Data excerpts
.....

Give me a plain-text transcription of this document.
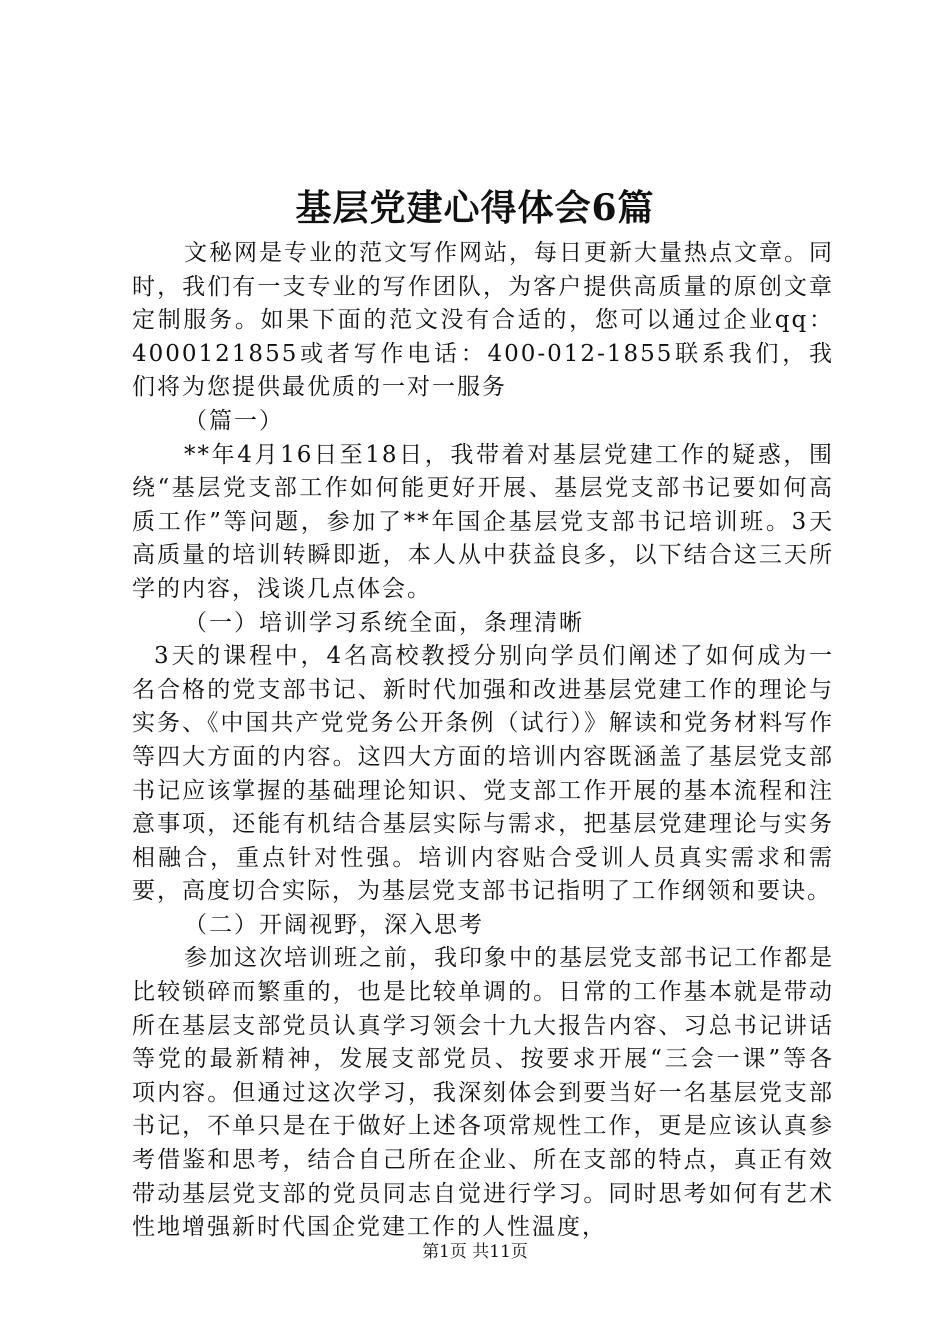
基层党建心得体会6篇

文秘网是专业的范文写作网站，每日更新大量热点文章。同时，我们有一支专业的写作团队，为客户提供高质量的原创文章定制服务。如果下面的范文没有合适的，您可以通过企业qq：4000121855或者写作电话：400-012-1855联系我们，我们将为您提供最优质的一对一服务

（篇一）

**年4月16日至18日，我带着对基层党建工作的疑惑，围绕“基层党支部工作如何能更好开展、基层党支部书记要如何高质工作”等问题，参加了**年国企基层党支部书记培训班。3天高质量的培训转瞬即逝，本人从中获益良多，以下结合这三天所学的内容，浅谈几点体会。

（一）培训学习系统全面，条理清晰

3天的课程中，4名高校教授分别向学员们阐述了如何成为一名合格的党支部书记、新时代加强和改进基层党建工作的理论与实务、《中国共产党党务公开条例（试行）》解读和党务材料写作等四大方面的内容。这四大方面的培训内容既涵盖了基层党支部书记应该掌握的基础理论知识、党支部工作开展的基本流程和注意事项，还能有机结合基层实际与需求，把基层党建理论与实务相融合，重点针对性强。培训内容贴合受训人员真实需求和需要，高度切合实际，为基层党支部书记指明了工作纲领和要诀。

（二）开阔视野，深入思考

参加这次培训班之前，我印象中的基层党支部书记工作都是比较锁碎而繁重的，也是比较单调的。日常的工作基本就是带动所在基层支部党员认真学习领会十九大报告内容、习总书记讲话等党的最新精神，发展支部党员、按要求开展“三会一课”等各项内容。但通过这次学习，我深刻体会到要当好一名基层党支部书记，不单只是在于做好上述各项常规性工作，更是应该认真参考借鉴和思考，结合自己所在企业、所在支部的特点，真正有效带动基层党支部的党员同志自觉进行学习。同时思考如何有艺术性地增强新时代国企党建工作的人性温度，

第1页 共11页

.....

# WORK TO BE COMPLETED
Extract every line of the data exactly; pictures stay out.

# TASK ANSWER
Give me a plain-text transcription of this document.
基层党建心得体会6篇

文秘网是专业的范文写作网站，每日更新大量热点文章。同时，我们有一支专业的写作团队，为客户提供高质量的原创文章定制服务。如果下面的范文没有合适的，您可以通过企业qq：4000121855或者写作电话：400-012-1855联系我们，我们将为您提供最优质的一对一服务

（篇一）

**年4月16日至18日，我带着对基层党建工作的疑惑，围绕“基层党支部工作如何能更好开展、基层党支部书记要如何高质工作”等问题，参加了**年国企基层党支部书记培训班。3天高质量的培训转瞬即逝，本人从中获益良多，以下结合这三天所学的内容，浅谈几点体会。

（一）培训学习系统全面，条理清晰

3天的课程中，4名高校教授分别向学员们阐述了如何成为一名合格的党支部书记、新时代加强和改进基层党建工作的理论与实务、《中国共产党党务公开条例（试行）》解读和党务材料写作等四大方面的内容。这四大方面的培训内容既涵盖了基层党支部书记应该掌握的基础理论知识、党支部工作开展的基本流程和注意事项，还能有机结合基层实际与需求，把基层党建理论与实务相融合，重点针对性强。培训内容贴合受训人员真实需求和需要，高度切合实际，为基层党支部书记指明了工作纲领和要诀。

（二）开阔视野，深入思考

参加这次培训班之前，我印象中的基层党支部书记工作都是比较锁碎而繁重的，也是比较单调的。日常的工作基本就是带动所在基层支部党员认真学习领会十九大报告内容、习总书记讲话等党的最新精神，发展支部党员、按要求开展“三会一课”等各项内容。但通过这次学习，我深刻体会到要当好一名基层党支部书记，不单只是在于做好上述各项常规性工作，更是应该认真参考借鉴和思考，结合自己所在企业、所在支部的特点，真正有效带动基层党支部的党员同志自觉进行学习。同时思考如何有艺术性地增强新时代国企党建工作的人性温度，

第1页 共11页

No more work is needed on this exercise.